### Stated task
Images must not appear in your copy; reproduce every other part of the records exactly.

+++ Dataset extract

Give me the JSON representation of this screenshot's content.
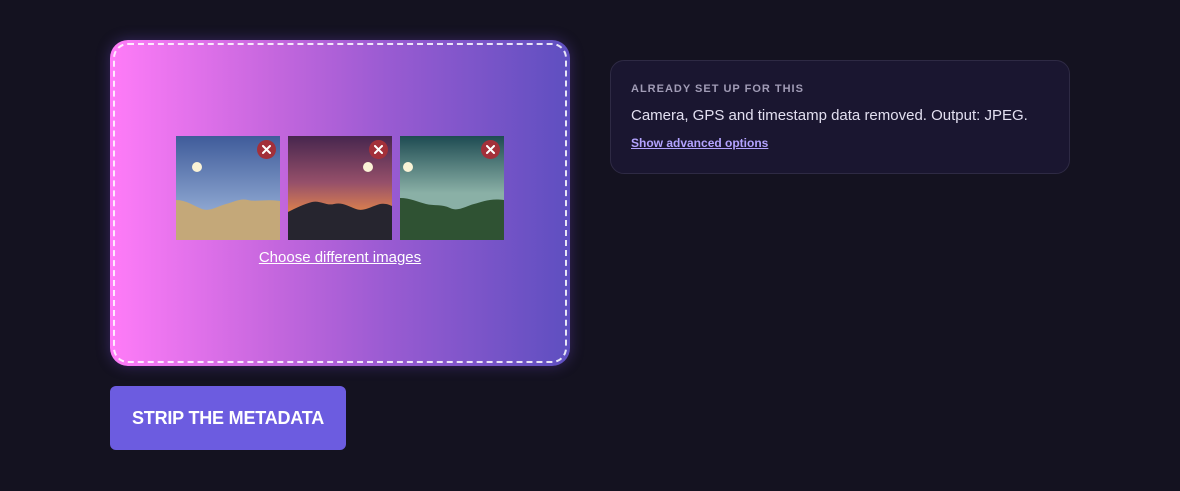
{
  "dropzone": {
    "images": [
      {
        "name": "desert-scene",
        "remove_icon": "close-icon"
      },
      {
        "name": "sunset-scene",
        "remove_icon": "close-icon"
      },
      {
        "name": "forest-scene",
        "remove_icon": "close-icon"
      }
    ],
    "choose_link": "Choose different images"
  },
  "primary_action": {
    "label": "STRIP THE METADATA"
  },
  "info_card": {
    "heading": "ALREADY SET UP FOR THIS",
    "description": "Camera, GPS and timestamp data removed. Output: JPEG.",
    "advanced_link": "Show advanced options"
  },
  "colors": {
    "background": "#141220",
    "gradient_start": "#ff7cf8",
    "gradient_end": "#5e4fc0",
    "button": "#6c5ce0",
    "remove_badge": "#a3303a",
    "link": "#b3a3ff"
  }
}
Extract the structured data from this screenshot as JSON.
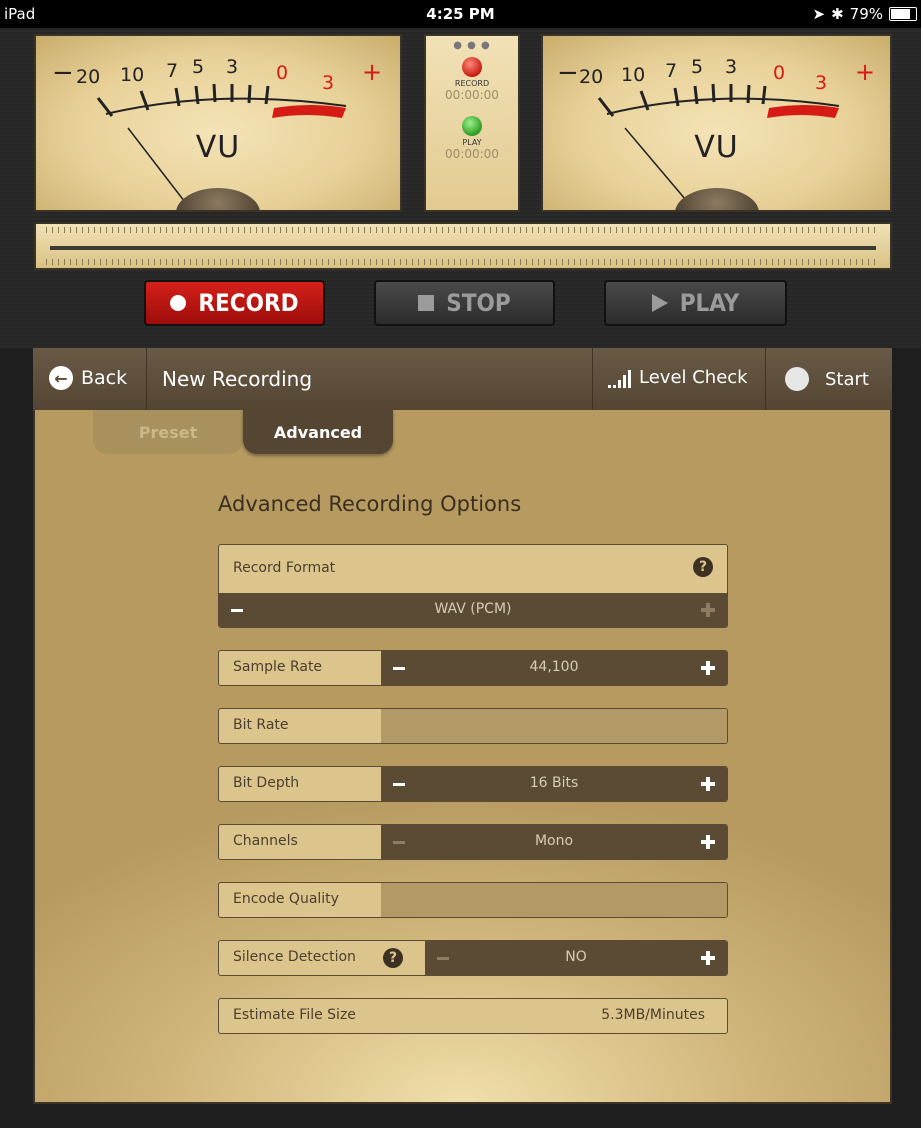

++++++

### Solution
Give me the JSON representation of this screenshot's content.
{
  "dropzone": {
    "images": [
      {
        "name": "desert-scene",
        "remove_icon": "close-icon"
      },
      {
        "name": "sunset-scene",
        "remove_icon": "close-icon"
      },
      {
        "name": "forest-scene",
        "remove_icon": "close-icon"
      }
    ],
    "choose_link": "Choose different images"
  },
  "primary_action": {
    "label": "STRIP THE METADATA"
  },
  "info_card": {
    "heading": "ALREADY SET UP FOR THIS",
    "description": "Camera, GPS and timestamp data removed. Output: JPEG.",
    "advanced_link": "Show advanced options"
  },
  "colors": {
    "background": "#141220",
    "gradient_start": "#ff7cf8",
    "gradient_end": "#5e4fc0",
    "button": "#6c5ce0",
    "remove_badge": "#a3303a",
    "link": "#b3a3ff"
  }
}
Extract the structured data from this screenshot as JSON.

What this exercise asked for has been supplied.